──────── MATERIAL FOR THIS TASK

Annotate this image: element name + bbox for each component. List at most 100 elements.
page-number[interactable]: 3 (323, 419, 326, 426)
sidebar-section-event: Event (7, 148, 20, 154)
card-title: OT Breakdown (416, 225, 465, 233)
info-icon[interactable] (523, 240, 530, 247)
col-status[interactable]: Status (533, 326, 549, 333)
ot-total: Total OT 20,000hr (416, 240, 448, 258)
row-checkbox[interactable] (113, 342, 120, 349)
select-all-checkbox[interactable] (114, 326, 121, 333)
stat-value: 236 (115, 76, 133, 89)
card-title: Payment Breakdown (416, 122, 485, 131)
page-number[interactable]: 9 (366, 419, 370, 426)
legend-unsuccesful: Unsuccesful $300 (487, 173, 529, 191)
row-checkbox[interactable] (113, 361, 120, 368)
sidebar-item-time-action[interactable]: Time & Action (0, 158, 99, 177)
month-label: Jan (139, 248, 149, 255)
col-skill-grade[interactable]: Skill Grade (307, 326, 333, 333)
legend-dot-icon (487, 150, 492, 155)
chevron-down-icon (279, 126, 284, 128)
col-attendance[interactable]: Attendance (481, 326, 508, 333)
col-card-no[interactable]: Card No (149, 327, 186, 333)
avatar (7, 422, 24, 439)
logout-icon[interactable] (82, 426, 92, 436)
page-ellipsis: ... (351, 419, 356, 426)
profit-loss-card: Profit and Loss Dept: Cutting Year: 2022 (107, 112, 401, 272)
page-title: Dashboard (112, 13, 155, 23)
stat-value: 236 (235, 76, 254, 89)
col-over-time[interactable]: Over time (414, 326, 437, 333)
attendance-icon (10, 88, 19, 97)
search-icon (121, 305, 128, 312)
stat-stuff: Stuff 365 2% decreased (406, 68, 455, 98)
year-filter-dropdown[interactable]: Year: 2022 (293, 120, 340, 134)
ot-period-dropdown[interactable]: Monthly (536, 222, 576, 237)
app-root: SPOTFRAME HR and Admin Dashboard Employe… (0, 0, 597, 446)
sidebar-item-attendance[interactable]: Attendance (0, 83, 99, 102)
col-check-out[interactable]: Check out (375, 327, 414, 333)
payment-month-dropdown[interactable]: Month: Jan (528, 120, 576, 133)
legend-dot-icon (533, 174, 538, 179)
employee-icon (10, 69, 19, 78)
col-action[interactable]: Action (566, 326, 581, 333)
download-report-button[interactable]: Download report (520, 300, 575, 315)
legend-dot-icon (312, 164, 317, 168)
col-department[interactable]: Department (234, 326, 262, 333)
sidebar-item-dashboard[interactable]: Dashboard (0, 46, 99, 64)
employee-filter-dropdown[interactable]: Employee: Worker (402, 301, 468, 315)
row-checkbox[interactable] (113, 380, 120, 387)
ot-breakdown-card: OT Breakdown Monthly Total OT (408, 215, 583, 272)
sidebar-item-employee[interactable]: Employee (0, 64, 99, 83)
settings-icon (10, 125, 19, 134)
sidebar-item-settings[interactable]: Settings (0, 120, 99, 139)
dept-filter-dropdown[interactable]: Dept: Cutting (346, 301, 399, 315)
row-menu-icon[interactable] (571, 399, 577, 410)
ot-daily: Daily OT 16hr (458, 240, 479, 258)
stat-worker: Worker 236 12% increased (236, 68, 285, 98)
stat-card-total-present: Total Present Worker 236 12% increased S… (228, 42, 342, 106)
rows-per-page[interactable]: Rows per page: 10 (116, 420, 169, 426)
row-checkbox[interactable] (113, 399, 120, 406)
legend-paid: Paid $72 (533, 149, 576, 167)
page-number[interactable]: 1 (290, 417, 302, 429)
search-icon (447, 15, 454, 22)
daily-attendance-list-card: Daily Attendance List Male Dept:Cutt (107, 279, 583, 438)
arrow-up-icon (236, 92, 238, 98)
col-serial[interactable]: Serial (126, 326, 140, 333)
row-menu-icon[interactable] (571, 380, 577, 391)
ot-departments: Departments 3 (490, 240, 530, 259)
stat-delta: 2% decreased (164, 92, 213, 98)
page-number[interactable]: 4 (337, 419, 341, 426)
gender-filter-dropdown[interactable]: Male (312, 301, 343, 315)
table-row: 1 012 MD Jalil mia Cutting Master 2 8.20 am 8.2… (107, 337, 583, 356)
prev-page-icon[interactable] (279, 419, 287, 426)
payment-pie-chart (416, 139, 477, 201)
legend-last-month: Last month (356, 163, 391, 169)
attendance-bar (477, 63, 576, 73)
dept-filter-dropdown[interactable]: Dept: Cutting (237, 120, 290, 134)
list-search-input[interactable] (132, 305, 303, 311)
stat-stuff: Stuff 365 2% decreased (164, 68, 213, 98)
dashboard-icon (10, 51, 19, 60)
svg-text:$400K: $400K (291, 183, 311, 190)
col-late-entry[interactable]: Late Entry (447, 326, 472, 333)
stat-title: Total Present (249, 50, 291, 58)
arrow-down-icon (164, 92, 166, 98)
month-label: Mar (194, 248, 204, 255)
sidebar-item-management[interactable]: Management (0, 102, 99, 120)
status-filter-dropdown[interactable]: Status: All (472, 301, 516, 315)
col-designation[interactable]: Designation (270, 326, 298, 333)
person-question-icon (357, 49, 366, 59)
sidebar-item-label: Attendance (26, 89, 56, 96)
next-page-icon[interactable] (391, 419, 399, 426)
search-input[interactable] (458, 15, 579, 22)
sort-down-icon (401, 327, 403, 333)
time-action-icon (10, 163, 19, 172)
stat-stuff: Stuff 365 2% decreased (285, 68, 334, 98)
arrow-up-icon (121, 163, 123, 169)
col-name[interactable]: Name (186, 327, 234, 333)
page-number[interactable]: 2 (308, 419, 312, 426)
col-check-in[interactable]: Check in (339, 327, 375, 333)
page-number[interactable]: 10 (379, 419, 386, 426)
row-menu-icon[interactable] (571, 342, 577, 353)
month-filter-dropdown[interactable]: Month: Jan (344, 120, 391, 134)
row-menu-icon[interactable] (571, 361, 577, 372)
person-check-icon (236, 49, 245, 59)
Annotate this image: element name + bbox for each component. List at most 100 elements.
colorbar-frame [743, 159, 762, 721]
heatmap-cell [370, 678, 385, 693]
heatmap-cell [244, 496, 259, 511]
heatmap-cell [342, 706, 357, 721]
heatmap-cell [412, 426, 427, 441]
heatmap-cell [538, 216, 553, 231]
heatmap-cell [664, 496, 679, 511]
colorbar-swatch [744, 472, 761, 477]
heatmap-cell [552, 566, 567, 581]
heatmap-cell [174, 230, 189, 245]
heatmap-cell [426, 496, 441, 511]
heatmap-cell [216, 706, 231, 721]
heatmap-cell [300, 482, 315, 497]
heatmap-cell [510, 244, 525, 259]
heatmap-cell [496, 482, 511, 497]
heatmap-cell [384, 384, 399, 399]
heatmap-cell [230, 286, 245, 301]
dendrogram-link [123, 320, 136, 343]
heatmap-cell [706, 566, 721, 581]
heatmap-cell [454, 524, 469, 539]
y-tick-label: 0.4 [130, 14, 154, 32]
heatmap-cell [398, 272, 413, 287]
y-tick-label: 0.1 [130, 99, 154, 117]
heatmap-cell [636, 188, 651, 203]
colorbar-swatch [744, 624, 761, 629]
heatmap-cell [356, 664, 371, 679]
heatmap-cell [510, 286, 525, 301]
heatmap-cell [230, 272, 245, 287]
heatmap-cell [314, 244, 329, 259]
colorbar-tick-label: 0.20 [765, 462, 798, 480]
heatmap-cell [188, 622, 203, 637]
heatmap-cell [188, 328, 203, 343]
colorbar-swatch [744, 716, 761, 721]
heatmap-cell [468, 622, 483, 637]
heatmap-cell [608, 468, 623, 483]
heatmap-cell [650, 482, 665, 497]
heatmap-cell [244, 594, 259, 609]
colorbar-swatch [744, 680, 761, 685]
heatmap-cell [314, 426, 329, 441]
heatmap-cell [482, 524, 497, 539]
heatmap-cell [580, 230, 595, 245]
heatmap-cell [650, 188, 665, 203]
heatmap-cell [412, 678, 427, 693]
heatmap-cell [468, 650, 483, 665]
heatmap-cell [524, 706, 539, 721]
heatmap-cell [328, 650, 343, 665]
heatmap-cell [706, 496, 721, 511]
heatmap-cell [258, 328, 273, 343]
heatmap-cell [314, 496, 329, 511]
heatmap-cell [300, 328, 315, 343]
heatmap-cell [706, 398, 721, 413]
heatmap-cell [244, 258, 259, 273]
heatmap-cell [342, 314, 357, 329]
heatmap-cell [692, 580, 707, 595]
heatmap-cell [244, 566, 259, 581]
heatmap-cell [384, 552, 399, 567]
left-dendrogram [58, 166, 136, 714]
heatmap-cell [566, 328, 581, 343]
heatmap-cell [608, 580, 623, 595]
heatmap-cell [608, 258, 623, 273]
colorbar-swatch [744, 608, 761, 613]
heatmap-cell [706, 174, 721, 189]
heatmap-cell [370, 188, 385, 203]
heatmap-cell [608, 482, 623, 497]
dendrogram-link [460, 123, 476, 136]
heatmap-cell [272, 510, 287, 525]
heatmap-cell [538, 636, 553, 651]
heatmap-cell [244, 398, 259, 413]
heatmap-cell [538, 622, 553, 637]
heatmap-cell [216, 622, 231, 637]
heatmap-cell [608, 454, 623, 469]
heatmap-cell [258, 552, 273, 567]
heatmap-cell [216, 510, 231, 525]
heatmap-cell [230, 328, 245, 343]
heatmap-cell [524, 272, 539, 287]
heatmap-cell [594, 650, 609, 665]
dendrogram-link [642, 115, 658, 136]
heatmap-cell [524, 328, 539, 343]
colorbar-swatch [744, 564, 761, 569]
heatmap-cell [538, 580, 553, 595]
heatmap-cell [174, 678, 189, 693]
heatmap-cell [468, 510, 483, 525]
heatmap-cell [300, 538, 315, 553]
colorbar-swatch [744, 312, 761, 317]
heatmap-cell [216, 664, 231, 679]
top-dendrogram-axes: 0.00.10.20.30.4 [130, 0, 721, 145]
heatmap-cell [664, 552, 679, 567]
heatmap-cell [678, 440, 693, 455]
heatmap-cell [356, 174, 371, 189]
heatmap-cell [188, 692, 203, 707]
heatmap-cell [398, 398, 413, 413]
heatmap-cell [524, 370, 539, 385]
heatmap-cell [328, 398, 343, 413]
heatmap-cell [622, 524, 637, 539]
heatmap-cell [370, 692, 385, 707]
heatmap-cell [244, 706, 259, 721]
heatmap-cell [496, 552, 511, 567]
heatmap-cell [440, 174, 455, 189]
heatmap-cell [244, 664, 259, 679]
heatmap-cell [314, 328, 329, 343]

────────────────

In the stretch of the listing from its start through the line containing "month-label: Jan (139, 248, 149, 255)", replace "card-title" with "panel-title" and rewrite those lines with nothing else changed.

Annotate this image: element name + bbox for each component. List at most 100 elements.
page-number[interactable]: 3 (323, 419, 326, 426)
sidebar-section-event: Event (7, 148, 20, 154)
panel-title: OT Breakdown (416, 225, 465, 233)
info-icon[interactable] (523, 240, 530, 247)
col-status[interactable]: Status (533, 326, 549, 333)
ot-total: Total OT 20,000hr (416, 240, 448, 258)
row-checkbox[interactable] (113, 342, 120, 349)
select-all-checkbox[interactable] (114, 326, 121, 333)
stat-value: 236 (115, 76, 133, 89)
panel-title: Payment Breakdown (416, 122, 485, 131)
page-number[interactable]: 9 (366, 419, 370, 426)
legend-unsuccesful: Unsuccesful $300 (487, 173, 529, 191)
row-checkbox[interactable] (113, 361, 120, 368)
sidebar-item-time-action[interactable]: Time & Action (0, 158, 99, 177)
month-label: Jan (139, 248, 149, 255)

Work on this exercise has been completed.